BEGIN Data to use
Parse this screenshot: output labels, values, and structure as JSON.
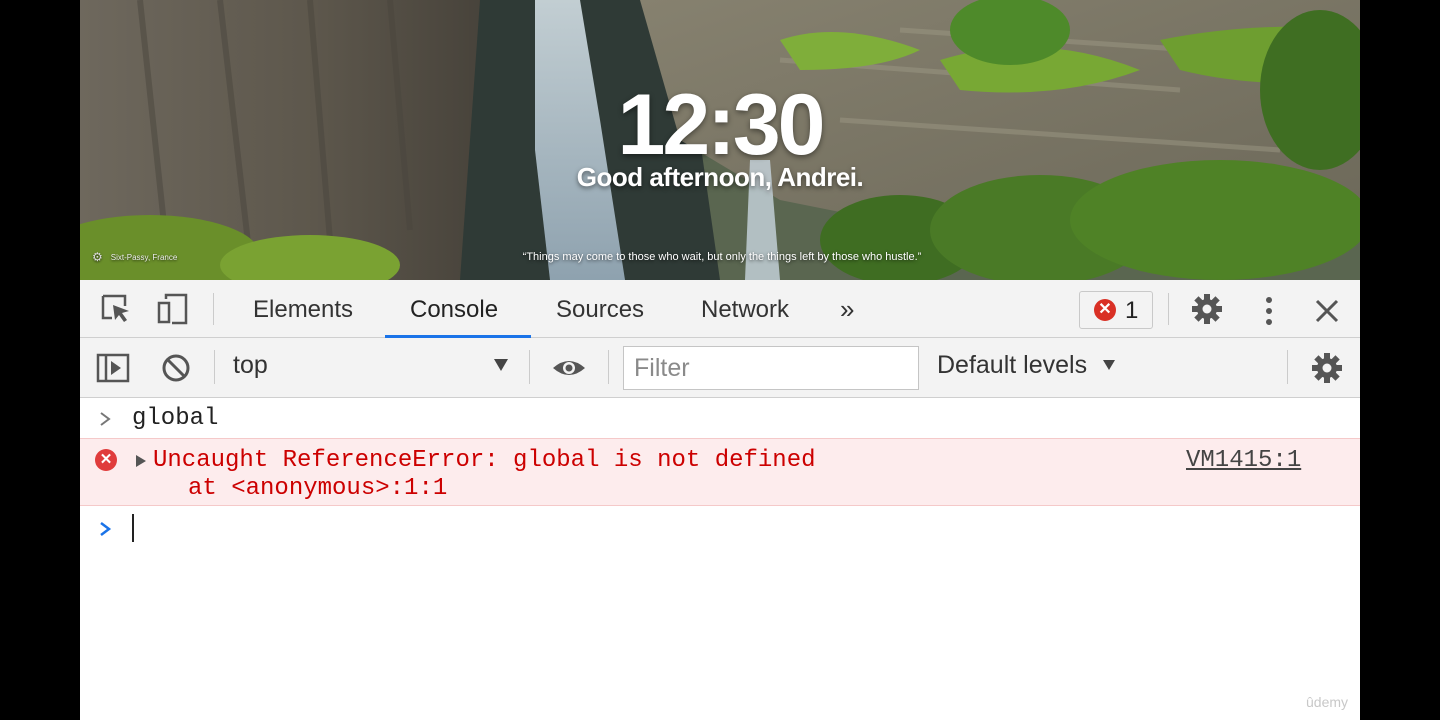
{
  "newtab": {
    "time": "12:30",
    "greeting": "Good afternoon, Andrei.",
    "quote": "“Things may come to those who wait, but only the things left by those who hustle.”",
    "location": "Sixt-Passy, France"
  },
  "devtools": {
    "tabs": [
      {
        "label": "Elements",
        "active": false
      },
      {
        "label": "Console",
        "active": true
      },
      {
        "label": "Sources",
        "active": false
      },
      {
        "label": "Network",
        "active": false
      }
    ],
    "more_tabs": "»",
    "error_count": "1",
    "console_toolbar": {
      "context": "top",
      "filter_placeholder": "Filter",
      "levels": "Default levels"
    },
    "console": {
      "input_command": "global",
      "error_line1": "Uncaught ReferenceError: global is not defined",
      "error_line2": "at <anonymous>:1:1",
      "error_source": "VM1415:1"
    },
    "colors": {
      "accent": "#1a73e8",
      "error": "#d93025",
      "error_bg": "#fdeced"
    }
  },
  "watermark": "ûdemy"
}
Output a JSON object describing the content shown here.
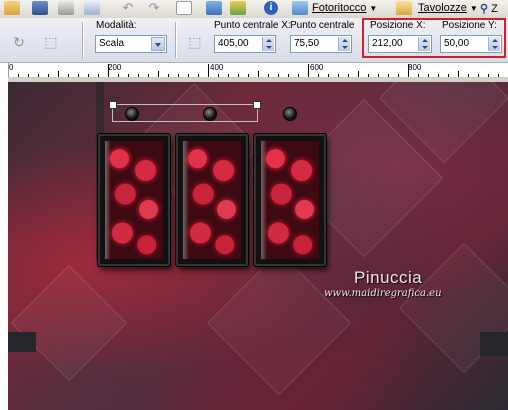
{
  "menu": {
    "fotoritocco": "Fotoritocco",
    "tavolozze": "Tavolozze",
    "zoom_partial": "Z"
  },
  "options": {
    "mode_label": "Modalità:",
    "mode_value": "Scala",
    "center_x_label": "Punto centrale X:",
    "center_x_value": "405,00",
    "center_y_label": "Punto centrale Y:",
    "center_y_value": "75,50",
    "pos_x_label": "Posizione X:",
    "pos_x_value": "212,00",
    "pos_y_label": "Posizione Y:",
    "pos_y_value": "50,00"
  },
  "ruler": {
    "labels": [
      "0",
      "200",
      "400",
      "600",
      "800"
    ]
  },
  "canvas": {
    "watermark_name": "Pinuccia",
    "watermark_url": "www.maidiregrafica.eu"
  },
  "colors": {
    "highlight": "#d0202c",
    "accent": "#2a4b8d"
  },
  "icons": [
    "save-icon",
    "print-icon",
    "undo-icon",
    "redo-icon",
    "info-icon",
    "search-icon",
    "rotate-icon",
    "crop-icon",
    "move-icon"
  ]
}
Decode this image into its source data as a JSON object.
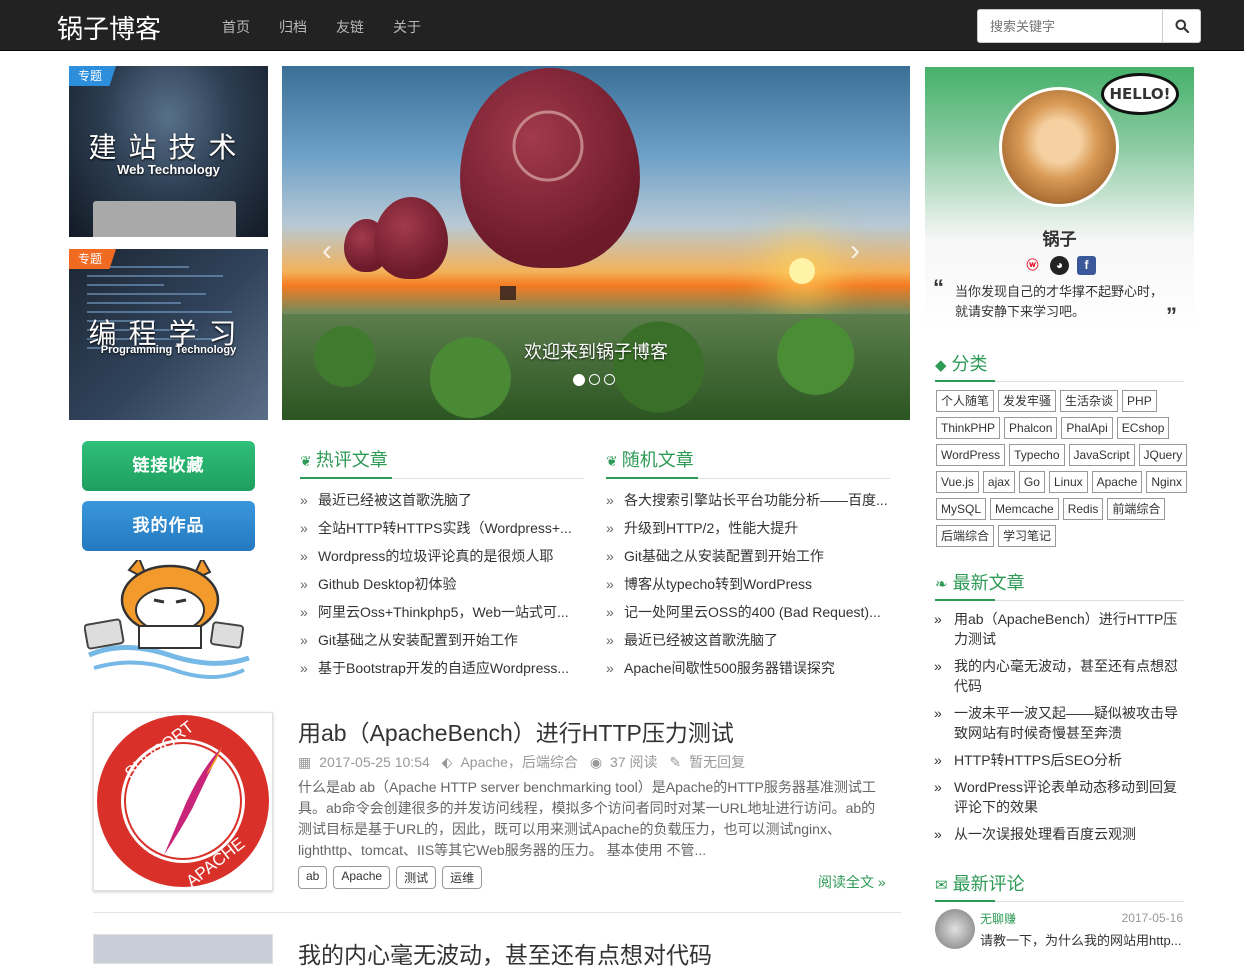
END Data to use
-- Instructions to follow --
Send back the data above word for word, with the pictures left out.

-- Solution to this problem --
Parse this screenshot: output labels, values, and structure as JSON.
{
  "newtab": {
    "time": "12:30",
    "greeting": "Good afternoon, Andrei.",
    "quote": "“Things may come to those who wait, but only the things left by those who hustle.”",
    "location": "Sixt-Passy, France"
  },
  "devtools": {
    "tabs": [
      {
        "label": "Elements",
        "active": false
      },
      {
        "label": "Console",
        "active": true
      },
      {
        "label": "Sources",
        "active": false
      },
      {
        "label": "Network",
        "active": false
      }
    ],
    "more_tabs": "»",
    "error_count": "1",
    "console_toolbar": {
      "context": "top",
      "filter_placeholder": "Filter",
      "levels": "Default levels"
    },
    "console": {
      "input_command": "global",
      "error_line1": "Uncaught ReferenceError: global is not defined",
      "error_line2": "at <anonymous>:1:1",
      "error_source": "VM1415:1"
    },
    "colors": {
      "accent": "#1a73e8",
      "error": "#d93025",
      "error_bg": "#fdeced"
    }
  },
  "watermark": "ûdemy"
}
Output a JSON object describing the content shown here.
{
  "menu": {
    "fotoritocco": "Fotoritocco",
    "tavolozze": "Tavolozze",
    "zoom_partial": "Z"
  },
  "options": {
    "mode_label": "Modalità:",
    "mode_value": "Scala",
    "center_x_label": "Punto centrale X:",
    "center_x_value": "405,00",
    "center_y_label": "Punto centrale Y:",
    "center_y_value": "75,50",
    "pos_x_label": "Posizione X:",
    "pos_x_value": "212,00",
    "pos_y_label": "Posizione Y:",
    "pos_y_value": "50,00"
  },
  "ruler": {
    "labels": [
      "0",
      "200",
      "400",
      "600",
      "800"
    ]
  },
  "canvas": {
    "watermark_name": "Pinuccia",
    "watermark_url": "www.maidiregrafica.eu"
  },
  "colors": {
    "highlight": "#d0202c",
    "accent": "#2a4b8d"
  },
  "icons": [
    "save-icon",
    "print-icon",
    "undo-icon",
    "redo-icon",
    "info-icon",
    "search-icon",
    "rotate-icon",
    "crop-icon",
    "move-icon"
  ]
}
Decode this image into its source data as a JSON object.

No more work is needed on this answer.